*Instructions to follow:* Pull out each line of the records holding the string "outdent".

(Dataset items)
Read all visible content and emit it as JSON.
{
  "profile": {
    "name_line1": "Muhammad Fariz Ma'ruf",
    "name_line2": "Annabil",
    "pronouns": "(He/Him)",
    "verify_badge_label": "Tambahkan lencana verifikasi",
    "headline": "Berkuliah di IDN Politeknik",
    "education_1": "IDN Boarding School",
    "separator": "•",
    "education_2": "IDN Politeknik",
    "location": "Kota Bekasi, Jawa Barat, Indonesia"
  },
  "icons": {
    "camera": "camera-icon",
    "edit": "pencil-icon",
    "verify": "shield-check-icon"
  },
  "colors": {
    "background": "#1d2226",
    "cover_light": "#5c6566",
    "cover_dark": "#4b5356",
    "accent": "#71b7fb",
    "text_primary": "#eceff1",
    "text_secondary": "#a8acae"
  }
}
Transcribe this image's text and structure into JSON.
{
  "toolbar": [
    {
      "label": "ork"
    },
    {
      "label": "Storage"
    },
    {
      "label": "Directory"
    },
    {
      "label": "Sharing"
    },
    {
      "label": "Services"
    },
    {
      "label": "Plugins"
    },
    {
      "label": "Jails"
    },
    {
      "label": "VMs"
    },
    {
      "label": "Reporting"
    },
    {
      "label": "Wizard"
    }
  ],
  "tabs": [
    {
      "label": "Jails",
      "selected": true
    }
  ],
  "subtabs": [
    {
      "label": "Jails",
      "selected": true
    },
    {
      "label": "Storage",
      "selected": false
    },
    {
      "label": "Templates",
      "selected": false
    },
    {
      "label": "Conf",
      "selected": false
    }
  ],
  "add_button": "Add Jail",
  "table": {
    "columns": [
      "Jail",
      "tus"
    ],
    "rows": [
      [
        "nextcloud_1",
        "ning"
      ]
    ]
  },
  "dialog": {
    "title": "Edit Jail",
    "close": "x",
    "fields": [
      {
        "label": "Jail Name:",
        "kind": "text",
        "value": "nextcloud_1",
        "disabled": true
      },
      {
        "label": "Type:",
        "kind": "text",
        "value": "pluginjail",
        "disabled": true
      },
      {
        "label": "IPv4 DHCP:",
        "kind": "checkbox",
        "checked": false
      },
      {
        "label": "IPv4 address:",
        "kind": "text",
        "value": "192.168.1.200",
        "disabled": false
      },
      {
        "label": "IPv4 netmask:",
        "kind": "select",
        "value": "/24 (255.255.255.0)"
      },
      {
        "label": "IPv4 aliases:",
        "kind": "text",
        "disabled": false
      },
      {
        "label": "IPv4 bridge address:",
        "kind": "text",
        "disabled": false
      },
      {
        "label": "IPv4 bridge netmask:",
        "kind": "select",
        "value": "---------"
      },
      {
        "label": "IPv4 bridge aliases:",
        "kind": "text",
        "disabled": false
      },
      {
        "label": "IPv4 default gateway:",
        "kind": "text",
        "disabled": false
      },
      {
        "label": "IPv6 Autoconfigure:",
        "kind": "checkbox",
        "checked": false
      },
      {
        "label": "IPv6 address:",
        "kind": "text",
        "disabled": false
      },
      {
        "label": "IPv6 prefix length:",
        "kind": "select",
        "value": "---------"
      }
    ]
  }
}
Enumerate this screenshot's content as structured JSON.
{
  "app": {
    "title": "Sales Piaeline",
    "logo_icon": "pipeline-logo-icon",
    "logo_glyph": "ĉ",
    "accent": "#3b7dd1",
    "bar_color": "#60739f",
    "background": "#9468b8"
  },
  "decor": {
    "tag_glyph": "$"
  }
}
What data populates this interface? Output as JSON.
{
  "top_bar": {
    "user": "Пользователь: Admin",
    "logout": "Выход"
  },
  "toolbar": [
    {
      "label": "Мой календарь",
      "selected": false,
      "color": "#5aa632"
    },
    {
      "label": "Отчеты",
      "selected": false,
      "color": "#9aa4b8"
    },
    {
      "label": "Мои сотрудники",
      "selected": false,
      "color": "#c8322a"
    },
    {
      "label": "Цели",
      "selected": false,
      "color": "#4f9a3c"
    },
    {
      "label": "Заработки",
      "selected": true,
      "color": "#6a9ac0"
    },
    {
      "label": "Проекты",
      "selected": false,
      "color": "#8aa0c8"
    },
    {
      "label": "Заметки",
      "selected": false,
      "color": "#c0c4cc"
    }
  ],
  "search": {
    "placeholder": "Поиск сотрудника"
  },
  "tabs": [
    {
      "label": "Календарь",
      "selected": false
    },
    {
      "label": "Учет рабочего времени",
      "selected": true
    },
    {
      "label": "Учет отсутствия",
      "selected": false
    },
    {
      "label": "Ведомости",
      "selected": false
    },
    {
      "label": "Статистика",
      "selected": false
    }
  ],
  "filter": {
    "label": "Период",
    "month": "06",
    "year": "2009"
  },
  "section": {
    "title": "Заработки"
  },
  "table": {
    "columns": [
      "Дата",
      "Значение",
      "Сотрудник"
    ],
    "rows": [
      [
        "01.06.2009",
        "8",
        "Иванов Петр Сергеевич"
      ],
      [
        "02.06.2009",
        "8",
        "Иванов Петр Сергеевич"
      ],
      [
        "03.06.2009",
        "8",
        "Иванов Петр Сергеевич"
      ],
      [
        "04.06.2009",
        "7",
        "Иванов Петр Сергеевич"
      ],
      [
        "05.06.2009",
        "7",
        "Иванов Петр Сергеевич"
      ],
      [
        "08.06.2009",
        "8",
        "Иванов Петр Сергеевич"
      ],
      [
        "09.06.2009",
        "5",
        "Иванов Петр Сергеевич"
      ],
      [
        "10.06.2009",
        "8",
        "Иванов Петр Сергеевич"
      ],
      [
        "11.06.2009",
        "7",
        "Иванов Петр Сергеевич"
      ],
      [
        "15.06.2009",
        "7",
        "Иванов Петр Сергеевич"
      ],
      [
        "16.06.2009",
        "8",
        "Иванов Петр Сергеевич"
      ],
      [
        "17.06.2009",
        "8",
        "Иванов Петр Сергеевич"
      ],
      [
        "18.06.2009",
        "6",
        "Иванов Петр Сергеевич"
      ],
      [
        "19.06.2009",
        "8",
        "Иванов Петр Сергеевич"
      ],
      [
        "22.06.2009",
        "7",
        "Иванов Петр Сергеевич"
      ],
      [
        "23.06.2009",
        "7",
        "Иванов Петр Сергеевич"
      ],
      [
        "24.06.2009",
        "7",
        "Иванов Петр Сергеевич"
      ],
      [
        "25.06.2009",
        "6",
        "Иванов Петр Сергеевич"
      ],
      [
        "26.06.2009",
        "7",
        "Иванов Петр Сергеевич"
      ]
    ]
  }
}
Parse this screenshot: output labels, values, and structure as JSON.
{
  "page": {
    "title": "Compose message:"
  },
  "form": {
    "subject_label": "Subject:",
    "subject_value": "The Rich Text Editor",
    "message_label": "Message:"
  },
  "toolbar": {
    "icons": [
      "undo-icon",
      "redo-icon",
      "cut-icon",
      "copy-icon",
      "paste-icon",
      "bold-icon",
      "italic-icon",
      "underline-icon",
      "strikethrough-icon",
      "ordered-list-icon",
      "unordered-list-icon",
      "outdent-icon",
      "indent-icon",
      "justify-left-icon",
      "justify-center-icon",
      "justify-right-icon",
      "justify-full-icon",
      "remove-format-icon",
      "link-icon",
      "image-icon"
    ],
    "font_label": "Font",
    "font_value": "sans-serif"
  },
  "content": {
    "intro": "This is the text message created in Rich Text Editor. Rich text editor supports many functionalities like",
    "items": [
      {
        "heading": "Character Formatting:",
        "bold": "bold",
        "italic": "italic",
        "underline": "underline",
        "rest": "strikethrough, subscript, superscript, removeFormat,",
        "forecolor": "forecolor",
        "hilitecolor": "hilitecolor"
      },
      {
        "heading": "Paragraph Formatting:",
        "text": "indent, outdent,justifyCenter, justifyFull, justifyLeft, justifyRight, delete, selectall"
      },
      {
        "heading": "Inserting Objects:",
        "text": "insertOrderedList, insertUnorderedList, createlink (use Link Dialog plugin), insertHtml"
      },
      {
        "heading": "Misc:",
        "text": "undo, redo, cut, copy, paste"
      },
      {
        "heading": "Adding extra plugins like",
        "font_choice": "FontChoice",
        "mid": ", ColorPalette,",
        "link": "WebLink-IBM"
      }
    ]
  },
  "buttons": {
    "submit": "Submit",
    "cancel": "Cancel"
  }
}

*Completed exercise:*
      "outdent-icon",
        "text": "indent, outdent,justifyCenter, justifyFull, justifyLeft, justifyRight, delete, selectall"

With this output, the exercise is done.